Rewrite the rows below with every "volume-bar" changed to "vol-bar" and everything else unchanged.

-- Begin Provided records --

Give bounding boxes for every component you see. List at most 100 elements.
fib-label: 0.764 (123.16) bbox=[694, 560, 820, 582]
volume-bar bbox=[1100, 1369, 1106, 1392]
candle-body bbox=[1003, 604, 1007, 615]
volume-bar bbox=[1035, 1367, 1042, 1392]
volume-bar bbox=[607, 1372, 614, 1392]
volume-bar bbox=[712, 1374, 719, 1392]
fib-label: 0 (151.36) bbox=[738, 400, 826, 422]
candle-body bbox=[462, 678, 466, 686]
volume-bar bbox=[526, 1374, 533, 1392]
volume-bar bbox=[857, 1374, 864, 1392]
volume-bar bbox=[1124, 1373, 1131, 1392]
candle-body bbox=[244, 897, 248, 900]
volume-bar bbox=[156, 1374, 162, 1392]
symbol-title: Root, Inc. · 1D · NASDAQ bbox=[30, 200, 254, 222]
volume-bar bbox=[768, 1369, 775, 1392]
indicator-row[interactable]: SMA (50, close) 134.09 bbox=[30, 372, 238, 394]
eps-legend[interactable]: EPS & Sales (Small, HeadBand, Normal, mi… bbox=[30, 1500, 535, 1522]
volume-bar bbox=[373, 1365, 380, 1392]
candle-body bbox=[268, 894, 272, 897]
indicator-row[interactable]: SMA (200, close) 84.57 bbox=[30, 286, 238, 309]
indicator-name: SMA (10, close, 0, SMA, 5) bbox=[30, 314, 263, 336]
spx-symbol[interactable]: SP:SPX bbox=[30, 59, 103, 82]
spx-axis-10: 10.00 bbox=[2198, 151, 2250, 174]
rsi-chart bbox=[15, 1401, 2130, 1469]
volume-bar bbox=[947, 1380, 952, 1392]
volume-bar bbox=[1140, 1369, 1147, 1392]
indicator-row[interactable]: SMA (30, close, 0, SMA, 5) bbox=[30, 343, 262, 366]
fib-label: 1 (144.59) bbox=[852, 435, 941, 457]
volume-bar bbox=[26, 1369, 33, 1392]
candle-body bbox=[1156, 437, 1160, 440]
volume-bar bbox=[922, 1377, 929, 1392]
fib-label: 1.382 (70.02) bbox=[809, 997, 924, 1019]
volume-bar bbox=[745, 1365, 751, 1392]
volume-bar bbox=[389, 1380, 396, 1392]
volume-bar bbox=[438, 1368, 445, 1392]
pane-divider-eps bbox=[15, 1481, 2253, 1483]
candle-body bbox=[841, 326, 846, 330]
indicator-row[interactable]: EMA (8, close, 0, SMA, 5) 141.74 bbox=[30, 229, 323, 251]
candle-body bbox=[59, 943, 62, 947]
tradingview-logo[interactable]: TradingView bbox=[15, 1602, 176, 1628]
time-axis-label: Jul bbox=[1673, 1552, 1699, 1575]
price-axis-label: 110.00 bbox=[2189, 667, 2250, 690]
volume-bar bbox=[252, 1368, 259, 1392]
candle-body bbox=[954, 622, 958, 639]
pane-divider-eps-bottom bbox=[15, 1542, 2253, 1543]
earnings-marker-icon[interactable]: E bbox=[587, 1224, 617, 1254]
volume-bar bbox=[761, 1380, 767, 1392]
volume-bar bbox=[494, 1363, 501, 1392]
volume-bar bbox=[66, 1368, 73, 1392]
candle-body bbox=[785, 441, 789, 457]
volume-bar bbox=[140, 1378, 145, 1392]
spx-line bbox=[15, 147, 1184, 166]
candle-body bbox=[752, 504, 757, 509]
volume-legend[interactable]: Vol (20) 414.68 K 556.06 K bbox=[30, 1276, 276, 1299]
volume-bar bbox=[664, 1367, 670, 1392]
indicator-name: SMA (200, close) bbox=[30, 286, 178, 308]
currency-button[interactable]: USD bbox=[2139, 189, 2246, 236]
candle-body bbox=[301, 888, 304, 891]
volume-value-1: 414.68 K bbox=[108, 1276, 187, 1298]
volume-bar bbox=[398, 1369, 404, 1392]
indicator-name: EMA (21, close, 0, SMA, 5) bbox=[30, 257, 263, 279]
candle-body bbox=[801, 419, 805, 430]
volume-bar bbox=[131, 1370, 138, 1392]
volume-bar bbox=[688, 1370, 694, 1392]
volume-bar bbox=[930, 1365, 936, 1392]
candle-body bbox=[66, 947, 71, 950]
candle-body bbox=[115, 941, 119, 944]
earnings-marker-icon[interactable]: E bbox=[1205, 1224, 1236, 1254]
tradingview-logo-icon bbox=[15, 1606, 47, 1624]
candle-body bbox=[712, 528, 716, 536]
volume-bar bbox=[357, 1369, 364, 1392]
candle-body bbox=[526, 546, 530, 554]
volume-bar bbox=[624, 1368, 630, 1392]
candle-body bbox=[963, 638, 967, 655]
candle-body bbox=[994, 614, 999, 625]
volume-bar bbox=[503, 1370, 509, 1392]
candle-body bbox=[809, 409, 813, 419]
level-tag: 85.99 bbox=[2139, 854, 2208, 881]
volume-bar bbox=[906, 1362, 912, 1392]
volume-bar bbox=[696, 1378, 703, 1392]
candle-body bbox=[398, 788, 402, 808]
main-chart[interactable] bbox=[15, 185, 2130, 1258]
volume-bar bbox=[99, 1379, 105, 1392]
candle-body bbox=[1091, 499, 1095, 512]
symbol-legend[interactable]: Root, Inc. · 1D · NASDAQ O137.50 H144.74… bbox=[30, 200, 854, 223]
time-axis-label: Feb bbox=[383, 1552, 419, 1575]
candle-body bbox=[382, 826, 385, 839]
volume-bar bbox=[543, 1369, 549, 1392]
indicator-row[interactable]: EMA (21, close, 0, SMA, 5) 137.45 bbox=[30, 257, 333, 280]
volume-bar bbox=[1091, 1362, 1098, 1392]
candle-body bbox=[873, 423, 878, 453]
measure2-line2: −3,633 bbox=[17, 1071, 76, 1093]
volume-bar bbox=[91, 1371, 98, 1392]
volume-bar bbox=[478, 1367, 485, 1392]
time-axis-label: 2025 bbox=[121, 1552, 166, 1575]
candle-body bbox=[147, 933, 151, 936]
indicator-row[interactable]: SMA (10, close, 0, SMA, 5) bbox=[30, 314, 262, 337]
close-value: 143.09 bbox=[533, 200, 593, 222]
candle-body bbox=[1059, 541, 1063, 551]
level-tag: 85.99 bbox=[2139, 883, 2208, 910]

-- End Provided records --

## The output:
Give bounding boxes for every component you see. List at most 100 elements.
fib-label: 0.764 (123.16) bbox=[694, 560, 820, 582]
vol-bar bbox=[1100, 1369, 1106, 1392]
candle-body bbox=[1003, 604, 1007, 615]
vol-bar bbox=[1035, 1367, 1042, 1392]
vol-bar bbox=[607, 1372, 614, 1392]
vol-bar bbox=[712, 1374, 719, 1392]
fib-label: 0 (151.36) bbox=[738, 400, 826, 422]
candle-body bbox=[462, 678, 466, 686]
vol-bar bbox=[526, 1374, 533, 1392]
vol-bar bbox=[857, 1374, 864, 1392]
vol-bar bbox=[1124, 1373, 1131, 1392]
candle-body bbox=[244, 897, 248, 900]
vol-bar bbox=[156, 1374, 162, 1392]
symbol-title: Root, Inc. · 1D · NASDAQ bbox=[30, 200, 254, 222]
vol-bar bbox=[768, 1369, 775, 1392]
indicator-row[interactable]: SMA (50, close) 134.09 bbox=[30, 372, 238, 394]
eps-legend[interactable]: EPS & Sales (Small, HeadBand, Normal, mi… bbox=[30, 1500, 535, 1522]
vol-bar bbox=[373, 1365, 380, 1392]
candle-body bbox=[268, 894, 272, 897]
indicator-row[interactable]: SMA (200, close) 84.57 bbox=[30, 286, 238, 309]
indicator-name: SMA (10, close, 0, SMA, 5) bbox=[30, 314, 263, 336]
spx-symbol[interactable]: SP:SPX bbox=[30, 59, 103, 82]
spx-axis-10: 10.00 bbox=[2198, 151, 2250, 174]
rsi-chart bbox=[15, 1401, 2130, 1469]
vol-bar bbox=[947, 1380, 952, 1392]
vol-bar bbox=[1140, 1369, 1147, 1392]
indicator-row[interactable]: SMA (30, close, 0, SMA, 5) bbox=[30, 343, 262, 366]
fib-label: 1 (144.59) bbox=[852, 435, 941, 457]
vol-bar bbox=[26, 1369, 33, 1392]
candle-body bbox=[1156, 437, 1160, 440]
vol-bar bbox=[922, 1377, 929, 1392]
fib-label: 1.382 (70.02) bbox=[809, 997, 924, 1019]
vol-bar bbox=[745, 1365, 751, 1392]
vol-bar bbox=[389, 1380, 396, 1392]
vol-bar bbox=[438, 1368, 445, 1392]
pane-divider-eps bbox=[15, 1481, 2253, 1483]
candle-body bbox=[841, 326, 846, 330]
indicator-row[interactable]: EMA (8, close, 0, SMA, 5) 141.74 bbox=[30, 229, 323, 251]
candle-body bbox=[59, 943, 62, 947]
tradingview-logo[interactable]: TradingView bbox=[15, 1602, 176, 1628]
time-axis-label: Jul bbox=[1673, 1552, 1699, 1575]
price-axis-label: 110.00 bbox=[2189, 667, 2250, 690]
vol-bar bbox=[252, 1368, 259, 1392]
candle-body bbox=[954, 622, 958, 639]
pane-divider-eps-bottom bbox=[15, 1542, 2253, 1543]
earnings-marker-icon[interactable]: E bbox=[587, 1224, 617, 1254]
vol-bar bbox=[761, 1380, 767, 1392]
vol-bar bbox=[494, 1363, 501, 1392]
vol-bar bbox=[66, 1368, 73, 1392]
candle-body bbox=[785, 441, 789, 457]
vol-bar bbox=[140, 1378, 145, 1392]
spx-line bbox=[15, 147, 1184, 166]
candle-body bbox=[752, 504, 757, 509]
volume-legend[interactable]: Vol (20) 414.68 K 556.06 K bbox=[30, 1276, 276, 1299]
vol-bar bbox=[664, 1367, 670, 1392]
indicator-name: SMA (200, close) bbox=[30, 286, 178, 308]
currency-button[interactable]: USD bbox=[2139, 189, 2246, 236]
candle-body bbox=[301, 888, 304, 891]
volume-value-1: 414.68 K bbox=[108, 1276, 187, 1298]
vol-bar bbox=[398, 1369, 404, 1392]
indicator-name: EMA (21, close, 0, SMA, 5) bbox=[30, 257, 263, 279]
candle-body bbox=[801, 419, 805, 430]
vol-bar bbox=[131, 1370, 138, 1392]
vol-bar bbox=[688, 1370, 694, 1392]
vol-bar bbox=[930, 1365, 936, 1392]
candle-body bbox=[66, 947, 71, 950]
candle-body bbox=[115, 941, 119, 944]
earnings-marker-icon[interactable]: E bbox=[1205, 1224, 1236, 1254]
tradingview-logo-icon bbox=[15, 1606, 47, 1624]
candle-body bbox=[712, 528, 716, 536]
vol-bar bbox=[357, 1369, 364, 1392]
candle-body bbox=[526, 546, 530, 554]
vol-bar bbox=[624, 1368, 630, 1392]
candle-body bbox=[963, 638, 967, 655]
candle-body bbox=[994, 614, 999, 625]
vol-bar bbox=[503, 1370, 509, 1392]
candle-body bbox=[809, 409, 813, 419]
level-tag: 85.99 bbox=[2139, 854, 2208, 881]
vol-bar bbox=[906, 1362, 912, 1392]
vol-bar bbox=[696, 1378, 703, 1392]
candle-body bbox=[398, 788, 402, 808]
main-chart[interactable] bbox=[15, 185, 2130, 1258]
vol-bar bbox=[99, 1379, 105, 1392]
candle-body bbox=[1091, 499, 1095, 512]
symbol-legend[interactable]: Root, Inc. · 1D · NASDAQ O137.50 H144.74… bbox=[30, 200, 854, 223]
time-axis-label: Feb bbox=[383, 1552, 419, 1575]
candle-body bbox=[382, 826, 385, 839]
vol-bar bbox=[543, 1369, 549, 1392]
indicator-row[interactable]: EMA (21, close, 0, SMA, 5) 137.45 bbox=[30, 257, 333, 280]
vol-bar bbox=[1091, 1362, 1098, 1392]
candle-body bbox=[873, 423, 878, 453]
measure2-line2: −3,633 bbox=[17, 1071, 76, 1093]
vol-bar bbox=[91, 1371, 98, 1392]
vol-bar bbox=[478, 1367, 485, 1392]
time-axis-label: 2025 bbox=[121, 1552, 166, 1575]
candle-body bbox=[147, 933, 151, 936]
indicator-row[interactable]: SMA (10, close, 0, SMA, 5) bbox=[30, 314, 262, 337]
close-value: 143.09 bbox=[533, 200, 593, 222]
candle-body bbox=[1059, 541, 1063, 551]
level-tag: 85.99 bbox=[2139, 883, 2208, 910]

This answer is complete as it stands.